━━━━━ Data for processing ━━━━━
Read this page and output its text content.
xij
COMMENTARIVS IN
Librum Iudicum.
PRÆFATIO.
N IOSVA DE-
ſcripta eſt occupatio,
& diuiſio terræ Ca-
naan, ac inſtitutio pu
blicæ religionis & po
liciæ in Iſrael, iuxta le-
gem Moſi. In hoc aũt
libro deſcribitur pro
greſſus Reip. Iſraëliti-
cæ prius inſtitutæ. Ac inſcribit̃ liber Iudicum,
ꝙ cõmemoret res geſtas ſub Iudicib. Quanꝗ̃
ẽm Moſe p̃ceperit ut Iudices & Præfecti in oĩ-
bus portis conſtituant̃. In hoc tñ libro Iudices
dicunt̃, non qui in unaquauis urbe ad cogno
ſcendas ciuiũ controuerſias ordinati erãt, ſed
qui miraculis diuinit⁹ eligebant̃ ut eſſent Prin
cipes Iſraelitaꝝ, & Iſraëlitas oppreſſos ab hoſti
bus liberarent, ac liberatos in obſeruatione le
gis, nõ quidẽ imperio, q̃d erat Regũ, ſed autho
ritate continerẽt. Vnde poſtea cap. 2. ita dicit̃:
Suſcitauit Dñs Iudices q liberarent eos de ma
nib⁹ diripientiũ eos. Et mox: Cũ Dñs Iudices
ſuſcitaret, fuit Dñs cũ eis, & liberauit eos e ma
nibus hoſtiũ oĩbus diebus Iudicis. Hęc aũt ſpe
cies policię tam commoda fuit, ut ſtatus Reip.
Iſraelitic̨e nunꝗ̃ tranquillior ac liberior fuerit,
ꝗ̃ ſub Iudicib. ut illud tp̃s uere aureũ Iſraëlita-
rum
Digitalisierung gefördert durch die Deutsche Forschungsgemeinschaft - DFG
━━━━━
- _Given instruction_: Every line of the material must be returned exactly as it appears.

- _Solution_:
Read this page and output its text content.
xij
COMMENTARIVS IN
Librum Iudicum.
PRÆFATIO.
N IOSVA DE-
ſcripta eſt occupatio,
& diuiſio terræ Ca-
naan, ac inſtitutio pu
blicæ religionis & po
liciæ in Iſrael, iuxta le-
gem Moſi. In hoc aũt
libro deſcribitur pro
greſſus Reip. Iſraëliti-
cæ prius inſtitutæ. Ac inſcribit̃ liber Iudicum,
ꝙ cõmemoret res geſtas ſub Iudicib. Quanꝗ̃
ẽm Moſe p̃ceperit ut Iudices & Præfecti in oĩ-
bus portis conſtituant̃. In hoc tñ libro Iudices
dicunt̃, non qui in unaquauis urbe ad cogno
ſcendas ciuiũ controuerſias ordinati erãt, ſed
qui miraculis diuinit⁹ eligebant̃ ut eſſent Prin
cipes Iſraelitaꝝ, & Iſraëlitas oppreſſos ab hoſti
bus liberarent, ac liberatos in obſeruatione le
gis, nõ quidẽ imperio, q̃d erat Regũ, ſed autho
ritate continerẽt. Vnde poſtea cap. 2. ita dicit̃:
Suſcitauit Dñs Iudices q liberarent eos de ma
nib⁹ diripientiũ eos. Et mox: Cũ Dñs Iudices
ſuſcitaret, fuit Dñs cũ eis, & liberauit eos e ma
nibus hoſtiũ oĩbus diebus Iudicis. Hęc aũt ſpe
cies policię tam commoda fuit, ut ſtatus Reip.
Iſraelitic̨e nunꝗ̃ tranquillior ac liberior fuerit,
ꝗ̃ ſub Iudicib. ut illud tp̃s uere aureũ Iſraëlita-
rum
Digitalisierung gefördert durch die Deutsche Forschungsgemeinschaft - DFG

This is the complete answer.